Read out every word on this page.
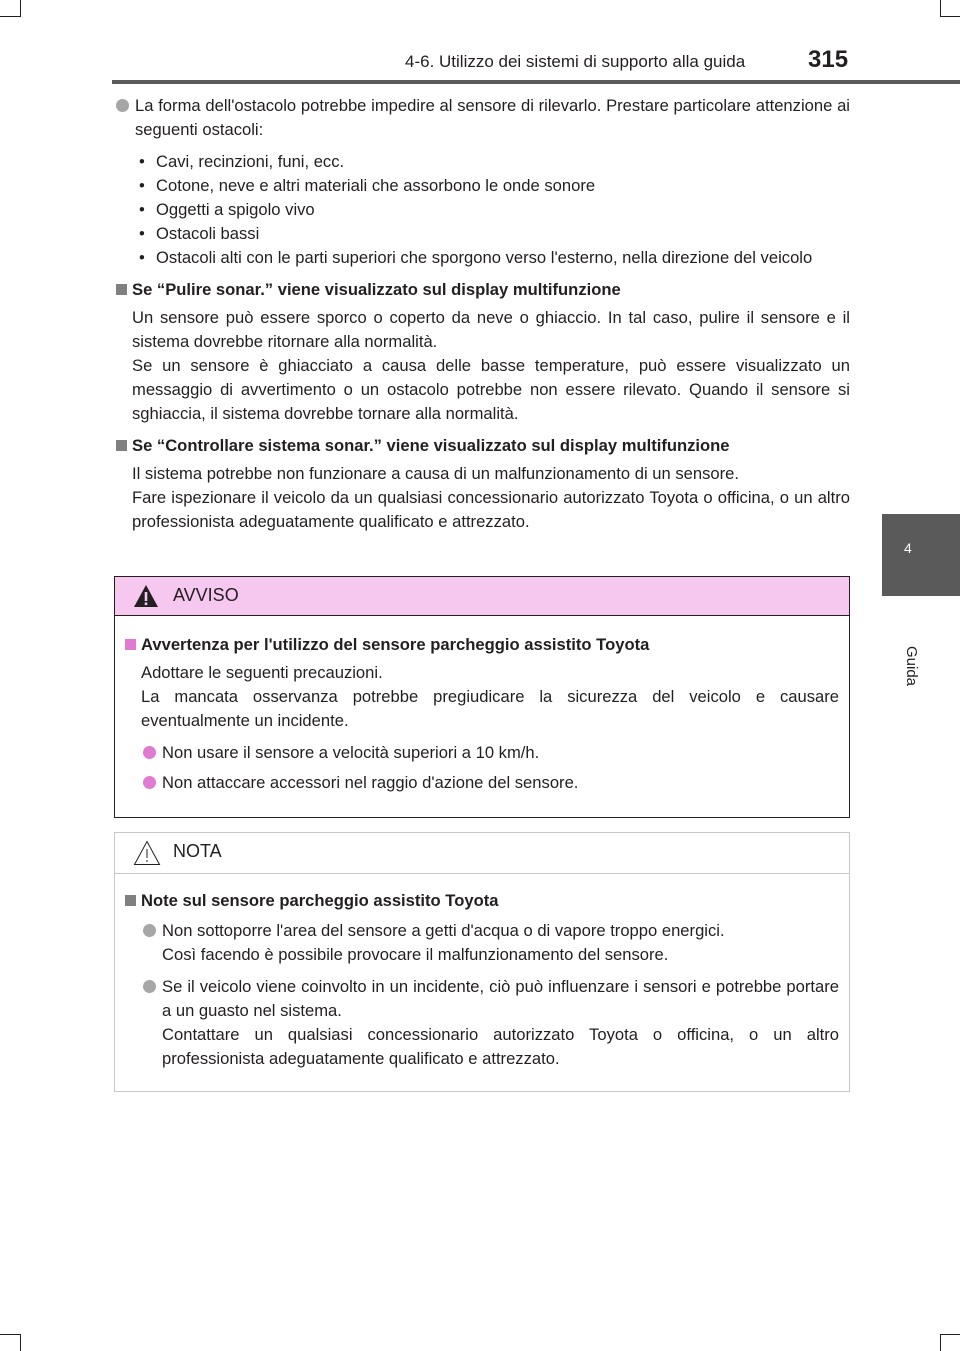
4-6. Utilizzo dei sistemi di supporto alla guida	315
4
Guida
La forma dell'ostacolo potrebbe impedire al sensore di rilevarlo. Prestare particolare attenzione ai seguenti ostacoli:
• Cavi, recinzioni, funi, ecc.
• Cotone, neve e altri materiali che assorbono le onde sonore
• Oggetti a spigolo vivo
• Ostacoli bassi
• Ostacoli alti con le parti superiori che sporgono verso l'esterno, nella direzione del veicolo
Se “Pulire sonar.” viene visualizzato sul display multifunzione

Un sensore può essere sporco o coperto da neve o ghiaccio. In tal caso, pulire il sensore e il sistema dovrebbe ritornare alla normalità.

Se un sensore è ghiacciato a causa delle basse temperature, può essere visualizzato un messaggio di avvertimento o un ostacolo potrebbe non essere rilevato. Quando il sensore si sghiaccia, il sistema dovrebbe tornare alla normalità.

Se “Controllare sistema sonar.” viene visualizzato sul display multifunzione

Il sistema potrebbe non funzionare a causa di un malfunzionamento di un sensore.

Fare ispezionare il veicolo da un qualsiasi concessionario autorizzato Toyota o officina, o un altro professionista adeguatamente qualificato e attrezzato.

AVVISO
Avvertenza per l'utilizzo del sensore parcheggio assistito Toyota

Adottare le seguenti precauzioni.

La mancata osservanza potrebbe pregiudicare la sicurezza del veicolo e causare eventualmente un incidente.

Non usare il sensore a velocità superiori a 10 km/h.
Non attaccare accessori nel raggio d'azione del sensore.
NOTA
Note sul sensore parcheggio assistito Toyota

Non sottoporre l'area del sensore a getti d'acqua o di vapore troppo energici.

Così facendo è possibile provocare il malfunzionamento del sensore.

Se il veicolo viene coinvolto in un incidente, ciò può influenzare i sensori e potrebbe portare a un guasto nel sistema.

Contattare un qualsiasi concessionario autorizzato Toyota o officina, o un altro professionista adeguatamente qualificato e attrezzato.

──────────────────────────────

Task details
Output all of the records exactly as they appear above, but not the pictures.

Task result
Read out every word on this page.
4-6. Utilizzo dei sistemi di supporto alla guida	315
4
Guida
La forma dell'ostacolo potrebbe impedire al sensore di rilevarlo. Prestare particolare attenzione ai seguenti ostacoli:
• Cavi, recinzioni, funi, ecc.
• Cotone, neve e altri materiali che assorbono le onde sonore
• Oggetti a spigolo vivo
• Ostacoli bassi
• Ostacoli alti con le parti superiori che sporgono verso l'esterno, nella direzione del veicolo
Se “Pulire sonar.” viene visualizzato sul display multifunzione

Un sensore può essere sporco o coperto da neve o ghiaccio. In tal caso, pulire il sensore e il sistema dovrebbe ritornare alla normalità.

Se un sensore è ghiacciato a causa delle basse temperature, può essere visualizzato un messaggio di avvertimento o un ostacolo potrebbe non essere rilevato. Quando il sensore si sghiaccia, il sistema dovrebbe tornare alla normalità.

Se “Controllare sistema sonar.” viene visualizzato sul display multifunzione

Il sistema potrebbe non funzionare a causa di un malfunzionamento di un sensore.

Fare ispezionare il veicolo da un qualsiasi concessionario autorizzato Toyota o officina, o un altro professionista adeguatamente qualificato e attrezzato.

AVVISO
Avvertenza per l'utilizzo del sensore parcheggio assistito Toyota

Adottare le seguenti precauzioni.

La mancata osservanza potrebbe pregiudicare la sicurezza del veicolo e causare eventualmente un incidente.

Non usare il sensore a velocità superiori a 10 km/h.
Non attaccare accessori nel raggio d'azione del sensore.
NOTA
Note sul sensore parcheggio assistito Toyota

Non sottoporre l'area del sensore a getti d'acqua o di vapore troppo energici.

Così facendo è possibile provocare il malfunzionamento del sensore.

Se il veicolo viene coinvolto in un incidente, ciò può influenzare i sensori e potrebbe portare a un guasto nel sistema.

Contattare un qualsiasi concessionario autorizzato Toyota o officina, o un altro professionista adeguatamente qualificato e attrezzato.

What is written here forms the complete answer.